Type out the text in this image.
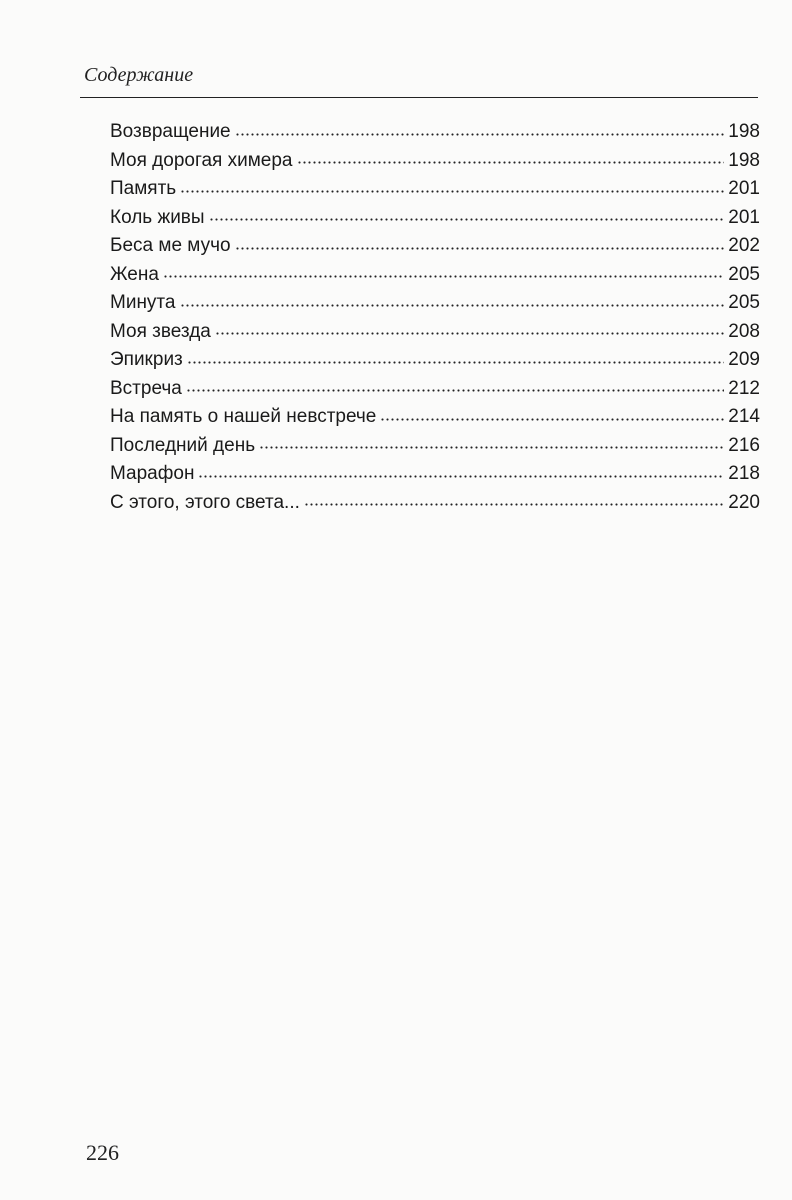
Содержание
Возвращение	198
Моя дорогая химера	198
Память	201
Коль живы	201
Беса ме мучо	202
Жена	205
Минута	205
Моя звезда	208
Эпикриз	209
Встреча	212
На память о нашей невстрече	214
Последний день	216
Марафон	218
С этого, этого света...	220
226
----
Problem to solve - Generate a word-for-word copy of the preceding records, excluding all pictures.

Answer in full -
Type out the text in this image.
Содержание
Возвращение	198
Моя дорогая химера	198
Память	201
Коль живы	201
Беса ме мучо	202
Жена	205
Минута	205
Моя звезда	208
Эпикриз	209
Встреча	212
На память о нашей невстрече	214
Последний день	216
Марафон	218
С этого, этого света...	220
226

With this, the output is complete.